# Written exercise:
Search the data below for the string "Printer". Extract every line that contains it.

# Items from a dataset:
◆ ◆ ◆

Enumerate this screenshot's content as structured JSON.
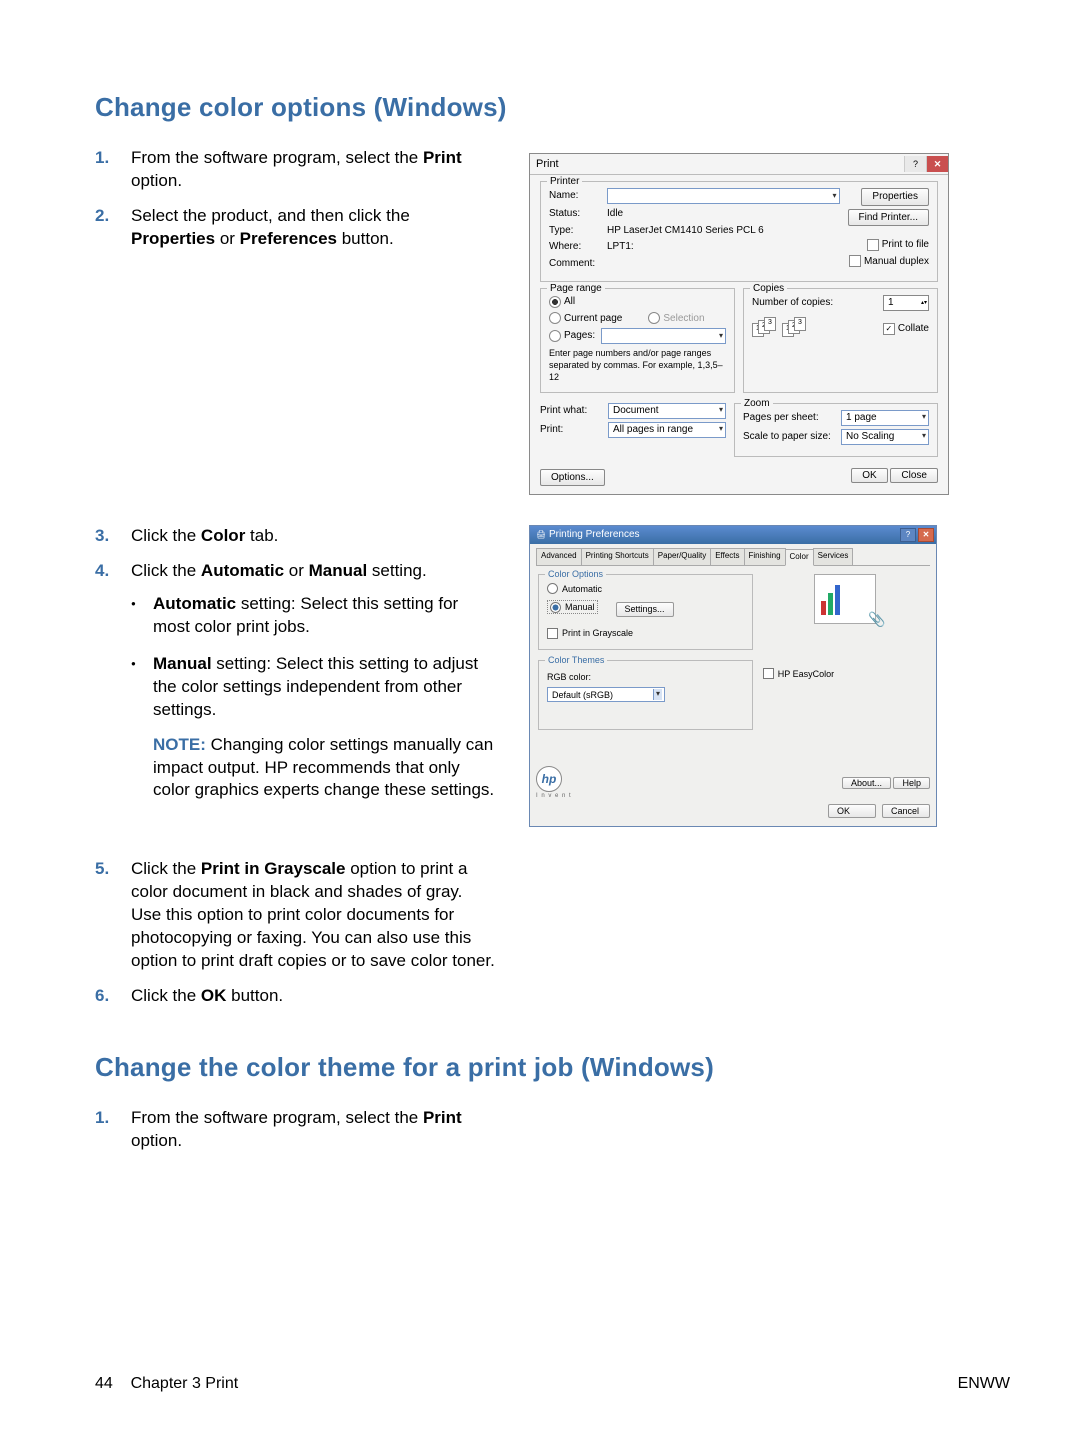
{
  "h1": "Change color options (Windows)",
  "h2": "Change the color theme for a print job (Windows)",
  "steps1": {
    "s1a": "From the software program, select the ",
    "s1b": "Print",
    "s1c": " option.",
    "s2a": "Select the product, and then click the ",
    "s2b": "Properties",
    "s2c": " or ",
    "s2d": "Preferences",
    "s2e": " button.",
    "s3a": "Click the ",
    "s3b": "Color",
    "s3c": " tab.",
    "s4a": "Click the ",
    "s4b": "Automatic",
    "s4c": " or ",
    "s4d": "Manual",
    "s4e": " setting.",
    "b1a": "Automatic",
    "b1b": " setting: Select this setting for most color print jobs.",
    "b2a": "Manual",
    "b2b": " setting: Select this setting to adjust the color settings independent from other settings.",
    "noteLbl": "NOTE:",
    "noteTxt": " Changing color settings manually can impact output. HP recommends that only color graphics experts change these settings.",
    "s5a": "Click the ",
    "s5b": "Print in Grayscale",
    "s5c": " option to print a color document in black and shades of gray. Use this option to print color documents for photocopying or faxing. You can also use this option to print draft copies or to save color toner.",
    "s6a": "Click the ",
    "s6b": "OK",
    "s6c": " button."
  },
  "steps2": {
    "s1a": "From the software program, select the ",
    "s1b": "Print",
    "s1c": " option."
  },
  "print": {
    "title": "Print",
    "grp_printer": "Printer",
    "name": "Name:",
    "status": "Status:",
    "status_v": "Idle",
    "type": "Type:",
    "type_v": "HP LaserJet CM1410 Series PCL 6",
    "where": "Where:",
    "where_v": "LPT1:",
    "comment": "Comment:",
    "properties": "Properties",
    "find": "Find Printer...",
    "ptf": "Print to file",
    "mdx": "Manual duplex",
    "grp_range": "Page range",
    "all": "All",
    "cur": "Current page",
    "selc": "Selection",
    "pages": "Pages:",
    "hint": "Enter page numbers and/or page ranges separated by commas. For example, 1,3,5–12",
    "grp_copies": "Copies",
    "numc": "Number of copies:",
    "copies_v": "1",
    "collate": "Collate",
    "pw": "Print what:",
    "pw_v": "Document",
    "pr": "Print:",
    "pr_v": "All pages in range",
    "grp_zoom": "Zoom",
    "pps": "Pages per sheet:",
    "pps_v": "1 page",
    "sps": "Scale to paper size:",
    "sps_v": "No Scaling",
    "options": "Options...",
    "ok": "OK",
    "close": "Close"
  },
  "pref": {
    "title": "Printing Preferences",
    "tabs": [
      "Advanced",
      "Printing Shortcuts",
      "Paper/Quality",
      "Effects",
      "Finishing",
      "Color",
      "Services"
    ],
    "fs_color": "Color Options",
    "auto": "Automatic",
    "manual": "Manual",
    "settings": "Settings...",
    "gray": "Print in Grayscale",
    "easy": "HP EasyColor",
    "fs_theme": "Color Themes",
    "rgb": "RGB color:",
    "rgb_v": "Default (sRGB)",
    "about": "About...",
    "help": "Help",
    "ok": "OK",
    "cancel": "Cancel",
    "small": "I n v e n t",
    "hp": "hp"
  },
  "footer": {
    "left_page": "44",
    "left_chap": "Chapter 3   Print",
    "right": "ENWW"
  }
}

◆ ◆ ◆

# Output for this task:
    "grp_printer": "Printer",
    "find": "Find Printer...",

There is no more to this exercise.